Task to carry out
Each line of the material must be repeated precisely, with the pictures left out.

Exercise materials
++++++++++++++++++++
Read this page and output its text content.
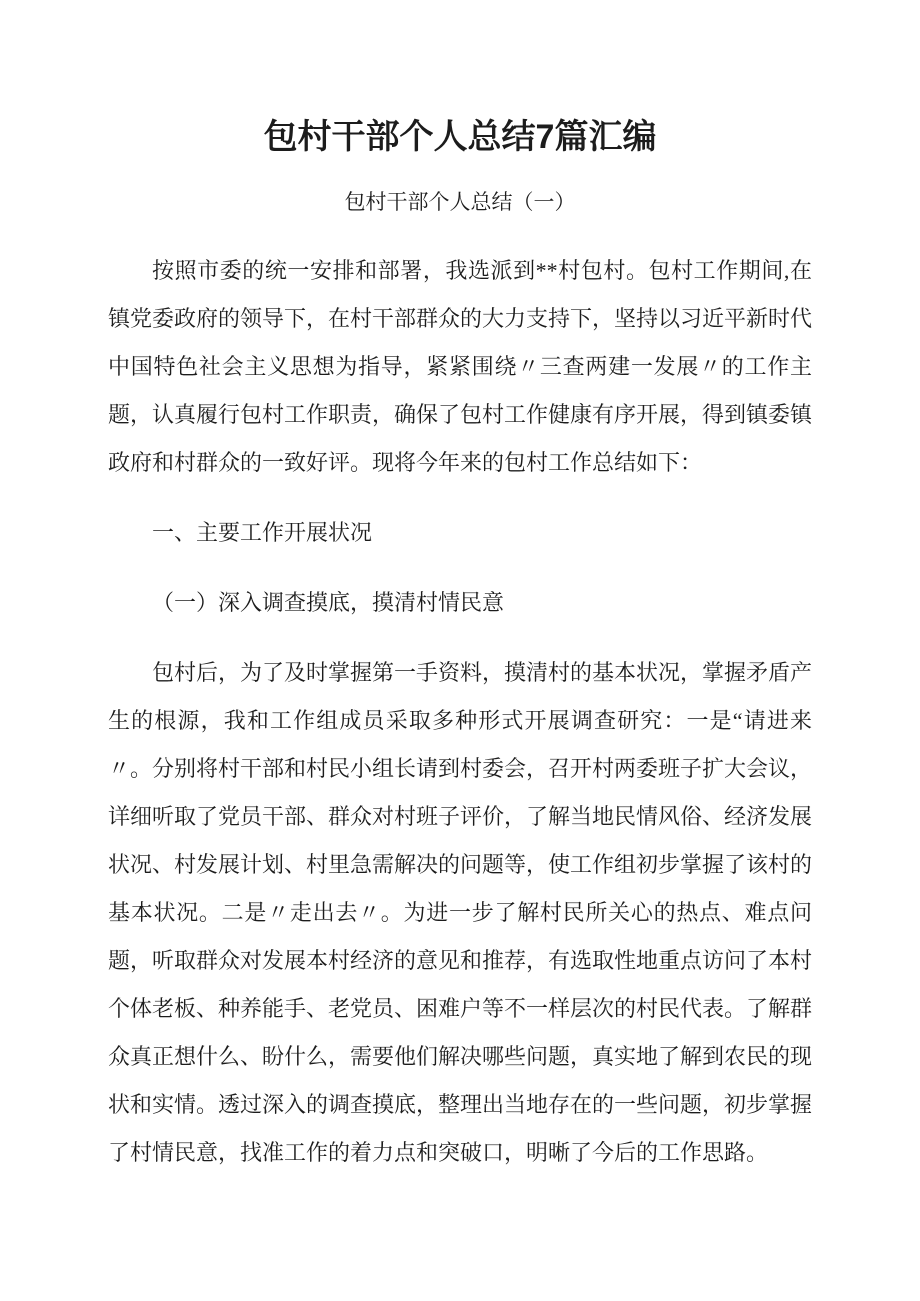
包村干部个人总结7篇汇编
包村干部个人总结（一）

按照市委的统一安排和部署，我选派到**村包村。包村工作期间,在镇党委政府的领导下，在村干部群众的大力支持下，坚持以习近平新时代中国特色社会主义思想为指导，紧紧围绕〃三查两建一发展〃的工作主题，认真履行包村工作职责，确保了包村工作健康有序开展，得到镇委镇政府和村群众的一致好评。现将今年来的包村工作总结如下：

一、主要工作开展状况

（一）深入调查摸底，摸清村情民意

包村后，为了及时掌握第一手资料，摸清村的基本状况，掌握矛盾产生的根源，我和工作组成员采取多种形式开展调查研究：一是“请进来〃。分别将村干部和村民小组长请到村委会，召开村两委班子扩大会议，详细听取了党员干部、群众对村班子评价，了解当地民情风俗、经济发展状况、村发展计划、村里急需解决的问题等，使工作组初步掌握了该村的基本状况。二是〃走出去〃。为进一步了解村民所关心的热点、难点问题，听取群众对发展本村经济的意见和推荐，有选取性地重点访问了本村个体老板、种养能手、老党员、困难户等不一样层次的村民代表。了解群众真正想什么、盼什么，需要他们解决哪些问题，真实地了解到农民的现状和实情。透过深入的调查摸底，整理出当地存在的一些问题，初步掌握了村情民意，找准工作的着力点和突破口，明晰了今后的工作思路。
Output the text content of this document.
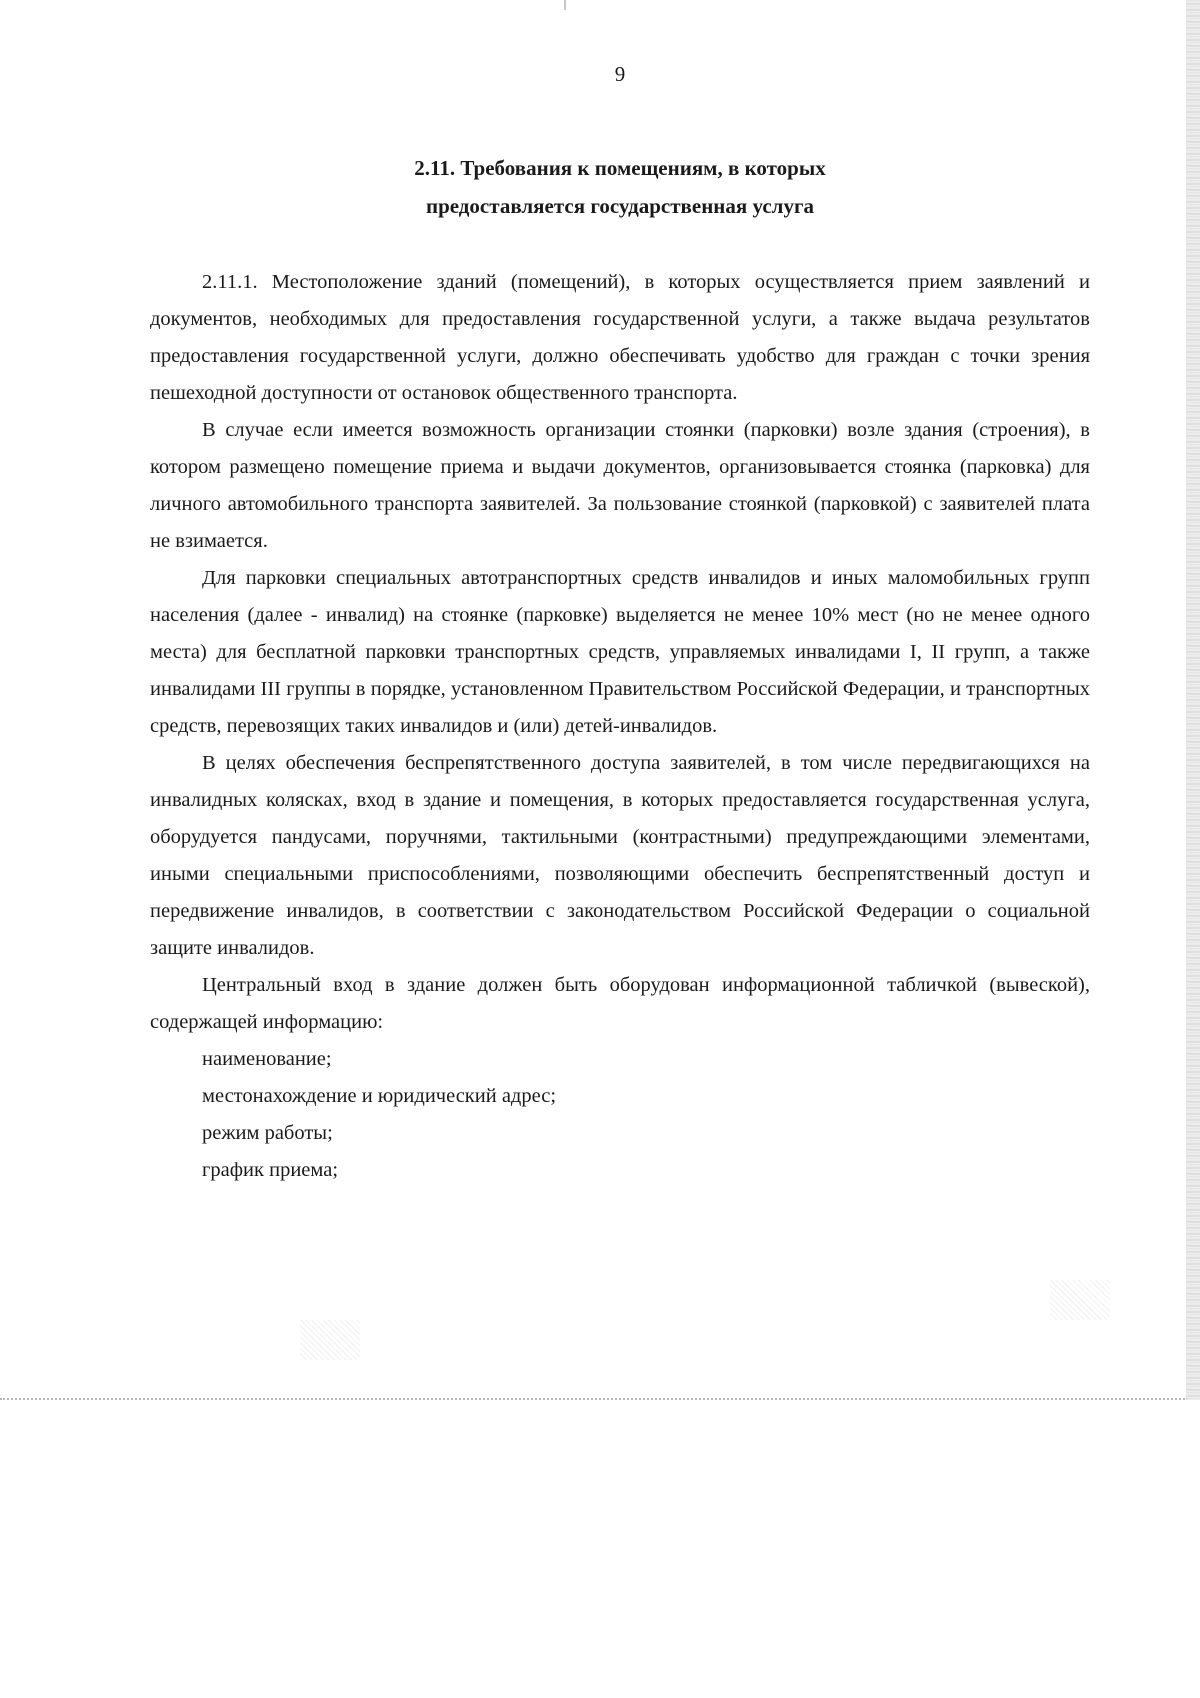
9
2.11. Требования к помещениям, в которых
предоставляется государственная услуга

2.11.1. Местоположение зданий (помещений), в которых осуществляется прием заявлений и документов, необходимых для предоставления государственной услуги, а также выдача результатов предоставления государственной услуги, должно обеспечивать удобство для граждан с точки зрения пешеходной доступности от остановок общественного транспорта.

В случае если имеется возможность организации стоянки (парковки) возле здания (строения), в котором размещено помещение приема и выдачи документов, организовывается стоянка (парковка) для личного автомобильного транспорта заявителей. За пользование стоянкой (парковкой) с заявителей плата не взимается.

Для парковки специальных автотранспортных средств инвалидов и иных маломобильных групп населения (далее - инвалид) на стоянке (парковке) выделяется не менее 10% мест (но не менее одного места) для бесплатной парковки транспортных средств, управляемых инвалидами I, II групп, а также инвалидами III группы в порядке, установленном Правительством Российской Федерации, и транспортных средств, перевозящих таких инвалидов и (или) детей-инвалидов.

В целях обеспечения беспрепятственного доступа заявителей, в том числе передвигающихся на инвалидных колясках, вход в здание и помещения, в которых предоставляется государственная услуга, оборудуется пандусами, поручнями, тактильными (контрастными) предупреждающими элементами, иными специальными приспособлениями, позволяющими обеспечить беспрепятственный доступ и передвижение инвалидов, в соответствии с законодательством Российской Федерации о социальной защите инвалидов.

Центральный вход в здание должен быть оборудован информационной табличкой (вывеской), содержащей информацию:

наименование;

местонахождение и юридический адрес;

режим работы;

график приема;
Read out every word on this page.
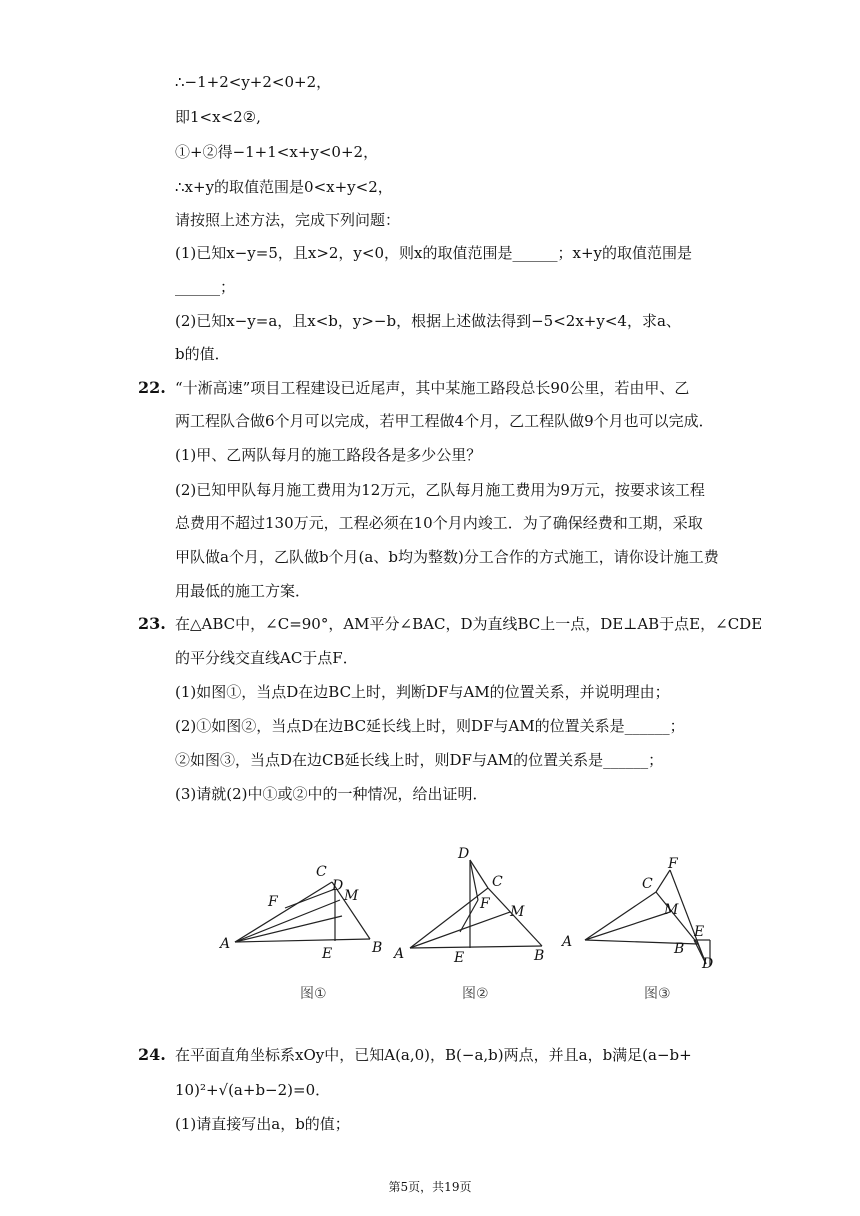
∴−1+2<y+2<0+2，
即1<x<2②,
①+②得−1+1<x+y<0+2，
∴x+y的取值范围是0<x+y<2，
请按照上述方法，完成下列问题：
(1)已知x−y=5，且x>2，y<0，则x的取值范围是______；x+y的取值范围是
______；
(2)已知x−y=a，且x<b，y>−b，根据上述做法得到−5<2x+y<4，求a、
b的值．
22. “十淅高速”项目工程建设已近尾声，其中某施工路段总长90公里，若由甲、乙
两工程队合做6个月可以完成，若甲工程做4个月，乙工程队做9个月也可以完成．
(1)甲、乙两队每月的施工路段各是多少公里？
(2)已知甲队每月施工费用为12万元，乙队每月施工费用为9万元，按要求该工程
总费用不超过130万元，工程必须在10个月内竣工．为了确保经费和工期，采取
甲队做a个月，乙队做b个月(a、b均为整数)分工合作的方式施工，请你设计施工费
用最低的施工方案．
23. 在△ABC中，∠C=90°，AM平分∠BAC，D为直线BC上一点，DE⊥AB于点E，∠CDE
的平分线交直线AC于点F．
(1)如图①，当点D在边BC上时，判断DF与AM的位置关系，并说明理由；
(2)①如图②，当点D在边BC延长线上时，则DF与AM的位置关系是______；
②如图③，当点D在边CB延长线上时，则DF与AM的位置关系是______；
(3)请就(2)中①或②中的一种情况，给出证明．
A	B
C
D
E
F	M
A	B
C
D
E
F M
A	B
C
D
E
F
M
图①	图②	图③
24. 在平面直角坐标系xOy中，已知A(a,0)，B(−a,b)两点，并且a，b满足(a−b+
10)²+√(a+b−2)=0．
(1)请直接写出a，b的值；
第5页，共19页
++++++++++++++++++++
Answer below
Read this page and output its text content.
包村干部个人总结7篇汇编
包村干部个人总结（一）

按照市委的统一安排和部署，我选派到**村包村。包村工作期间,在镇党委政府的领导下，在村干部群众的大力支持下，坚持以习近平新时代中国特色社会主义思想为指导，紧紧围绕〃三查两建一发展〃的工作主题，认真履行包村工作职责，确保了包村工作健康有序开展，得到镇委镇政府和村群众的一致好评。现将今年来的包村工作总结如下：

一、主要工作开展状况

（一）深入调查摸底，摸清村情民意

包村后，为了及时掌握第一手资料，摸清村的基本状况，掌握矛盾产生的根源，我和工作组成员采取多种形式开展调查研究：一是“请进来〃。分别将村干部和村民小组长请到村委会，召开村两委班子扩大会议，详细听取了党员干部、群众对村班子评价，了解当地民情风俗、经济发展状况、村发展计划、村里急需解决的问题等，使工作组初步掌握了该村的基本状况。二是〃走出去〃。为进一步了解村民所关心的热点、难点问题，听取群众对发展本村经济的意见和推荐，有选取性地重点访问了本村个体老板、种养能手、老党员、困难户等不一样层次的村民代表。了解群众真正想什么、盼什么，需要他们解决哪些问题，真实地了解到农民的现状和实情。透过深入的调查摸底，整理出当地存在的一些问题，初步掌握了村情民意，找准工作的着力点和突破口，明晰了今后的工作思路。
Output the text content of this document.
9
2.11. Требования к помещениям, в которых
предоставляется государственная услуга

2.11.1. Местоположение зданий (помещений), в которых осуществляется прием заявлений и документов, необходимых для предоставления государственной услуги, а также выдача результатов предоставления государственной услуги, должно обеспечивать удобство для граждан с точки зрения пешеходной доступности от остановок общественного транспорта.

В случае если имеется возможность организации стоянки (парковки) возле здания (строения), в котором размещено помещение приема и выдачи документов, организовывается стоянка (парковка) для личного автомобильного транспорта заявителей. За пользование стоянкой (парковкой) с заявителей плата не взимается.

Для парковки специальных автотранспортных средств инвалидов и иных маломобильных групп населения (далее - инвалид) на стоянке (парковке) выделяется не менее 10% мест (но не менее одного места) для бесплатной парковки транспортных средств, управляемых инвалидами I, II групп, а также инвалидами III группы в порядке, установленном Правительством Российской Федерации, и транспортных средств, перевозящих таких инвалидов и (или) детей-инвалидов.

В целях обеспечения беспрепятственного доступа заявителей, в том числе передвигающихся на инвалидных колясках, вход в здание и помещения, в которых предоставляется государственная услуга, оборудуется пандусами, поручнями, тактильными (контрастными) предупреждающими элементами, иными специальными приспособлениями, позволяющими обеспечить беспрепятственный доступ и передвижение инвалидов, в соответствии с законодательством Российской Федерации о социальной защите инвалидов.

Центральный вход в здание должен быть оборудован информационной табличкой (вывеской), содержащей информацию:

наименование;

местонахождение и юридический адрес;

режим работы;

график приема;
Read out every word on this page.
∴−1+2<y+2<0+2，
即1<x<2②,
①+②得−1+1<x+y<0+2，
∴x+y的取值范围是0<x+y<2，
请按照上述方法，完成下列问题：
(1)已知x−y=5，且x>2，y<0，则x的取值范围是______；x+y的取值范围是
______；
(2)已知x−y=a，且x<b，y>−b，根据上述做法得到−5<2x+y<4，求a、
b的值．
22. “十淅高速”项目工程建设已近尾声，其中某施工路段总长90公里，若由甲、乙
两工程队合做6个月可以完成，若甲工程做4个月，乙工程队做9个月也可以完成．
(1)甲、乙两队每月的施工路段各是多少公里？
(2)已知甲队每月施工费用为12万元，乙队每月施工费用为9万元，按要求该工程
总费用不超过130万元，工程必须在10个月内竣工．为了确保经费和工期，采取
甲队做a个月，乙队做b个月(a、b均为整数)分工合作的方式施工，请你设计施工费
用最低的施工方案．
23. 在△ABC中，∠C=90°，AM平分∠BAC，D为直线BC上一点，DE⊥AB于点E，∠CDE
的平分线交直线AC于点F．
(1)如图①，当点D在边BC上时，判断DF与AM的位置关系，并说明理由；
(2)①如图②，当点D在边BC延长线上时，则DF与AM的位置关系是______；
②如图③，当点D在边CB延长线上时，则DF与AM的位置关系是______；
(3)请就(2)中①或②中的一种情况，给出证明．
A	B
C
D
E
F	M
A	B
C
D
E
F M
A	B
C
D
E
F
M
图①	图②	图③
24. 在平面直角坐标系xOy中，已知A(a,0)，B(−a,b)两点，并且a，b满足(a−b+
10)²+√(a+b−2)=0．
(1)请直接写出a，b的值；
第5页，共19页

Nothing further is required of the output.